Objectif A: Combien de lignes des entrées contiennent la chaîne « home », en respectant la casse ? Donnez uniquement le nombre.

Extrait à lire:
********************
Jean-Michel
Truong est un utilisateur émérite du Web.
Il s'est doté d'une page fort bien faite à
son nom où le lecteur trouvera tous les
renseignements biographiques et bibliographiques souhaitables.
Retenons
seulement les éléments suivants de son
cursus brillant : psychologue et philosophe de formation,
ancien enseignant et chercheur à l'université
de Strasbourg, expert en intelligence artificielle,
fondateur de Cognitech, première société
européenne spécialisée en intelligence
artificielle, consultant international en transfert
de technologies avancées, romancier et essayiste.
Jean-Michel
Truong dispose d'une culture scientifique et philosophique
étendue, ainsi que d'une expérience de
manager dans le domaine des applications de l'informatique
et de l'intelligence artificielle qui mérite
le respect. Contrairement à beaucoup de "sociologues"
français, tel l'ineffable Paul Virilio, son pessimisme,
si pessimisme il y a, s'appuie sur une bonne pratique
du domaine. Par plusieurs ouvrages précédents,
se situant à la limite de la science-fiction,
du visionnaire et de l'observation scientifique, il
avait déjà mis en place les éléments
que l'on retrouve dans Totalement inhumaine.
Ajoutons que tout comme l'astrophysicien Trinh Xuan
Thuan, qu'il cite plusieurs fois, Jean-Michel Truong
se trouve au confluent de trois cultures : asiatique,
franco-européenne et anglo-saxonne, dont il sait
tirer le meilleur parti.
********************
Annotations des cadres d'éléments:

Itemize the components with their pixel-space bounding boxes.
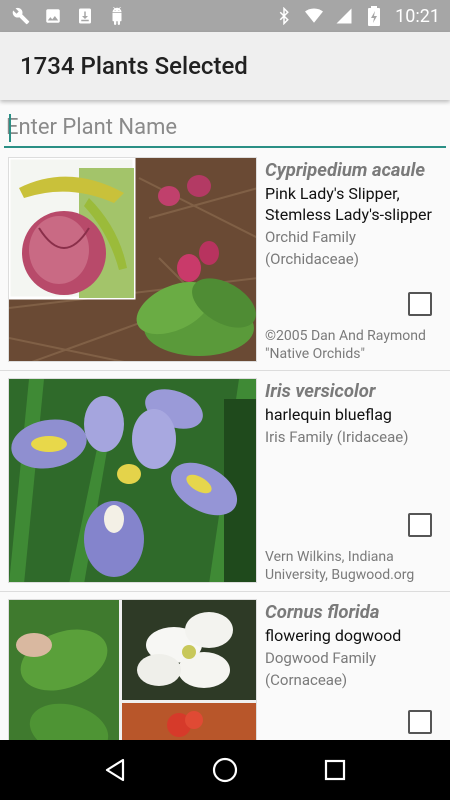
image-icon	[44, 7, 62, 25]
recents-button[interactable]	[315, 750, 355, 790]
system-icons: 10:21	[275, 6, 450, 27]
plant-list[interactable]: Cypripedium acaule Pink Lady's Slipper, …	[0, 150, 450, 740]
common-name: harlequin blueflag	[265, 405, 392, 424]
status-bar: 10:21	[0, 0, 450, 32]
plant-family: Iris Family (Iridaceae)	[265, 428, 409, 446]
plant-photo	[8, 599, 257, 740]
bluetooth-icon	[275, 7, 293, 25]
signal-icon	[335, 7, 353, 25]
recents-icon	[324, 759, 346, 781]
home-button[interactable]	[205, 750, 245, 790]
back-button[interactable]	[95, 750, 135, 790]
list-item[interactable]: Cornus florida flowering dogwood Dogwood…	[0, 592, 450, 740]
navigation-bar	[0, 740, 450, 800]
search-input[interactable]	[4, 108, 446, 146]
plant-family: Dogwood Family (Cornaceae)	[265, 649, 377, 689]
select-checkbox[interactable]	[408, 513, 432, 537]
plant-info: Iris versicolor harlequin blueflag Iris …	[265, 379, 445, 448]
scientific-name: Cornus florida	[265, 601, 380, 623]
scientific-name: Cypripedium acaule	[265, 159, 426, 181]
home-icon	[212, 757, 238, 783]
app-bar: 1734 Plants Selected	[0, 32, 450, 100]
plant-info: Cornus florida flowering dogwood Dogwood…	[265, 600, 445, 691]
android-icon	[108, 7, 126, 25]
common-name: Pink Lady's Slipper, Stemless Lady's-sli…	[265, 184, 432, 224]
notification-icons	[0, 7, 126, 25]
common-name: flowering dogwood	[265, 626, 402, 645]
search-field[interactable]	[4, 108, 446, 148]
select-checkbox[interactable]	[408, 292, 432, 316]
list-item[interactable]: Cypripedium acaule Pink Lady's Slipper, …	[0, 150, 450, 371]
list-item[interactable]: Iris versicolor harlequin blueflag Iris …	[0, 371, 450, 592]
wrench-icon	[12, 7, 30, 25]
status-time: 10:21	[395, 5, 440, 27]
plant-photo	[8, 378, 257, 583]
back-icon	[105, 758, 125, 782]
wifi-icon	[305, 7, 324, 25]
battery-icon	[365, 6, 383, 26]
download-icon	[76, 7, 94, 25]
select-checkbox[interactable]	[408, 710, 432, 734]
photo-credit: Vern Wilkins, Indiana University, Bugwoo…	[265, 549, 415, 583]
photo-credit: ©2005 Dan And Raymond "Native Orchids"	[265, 328, 426, 362]
text-cursor	[9, 114, 11, 142]
scientific-name: Iris versicolor	[265, 380, 376, 402]
plant-photo	[8, 157, 257, 362]
page-title: 1734 Plants Selected	[20, 52, 248, 80]
plant-family: Orchid Family (Orchidaceae)	[265, 228, 359, 268]
plant-info: Cypripedium acaule Pink Lady's Slipper, …	[265, 158, 445, 270]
********************
Objectif B:
Répondez à ces questions sur le texte consacré à Jean-Michel Truong :
(i) Quelle société a-t-il fondée ?
(ii) Dans quelle université a-t-il enseigné et fait de la recherche ?
(iii) Quelles sont les trois cultures au confluent desquelles il se trouve ?

Résultat attendu A: 2

Résultat attendu B:
(i) Cognitech
(ii) L'université de Strasbourg
(iii) Asiatique, franco-européenne et anglo-saxonne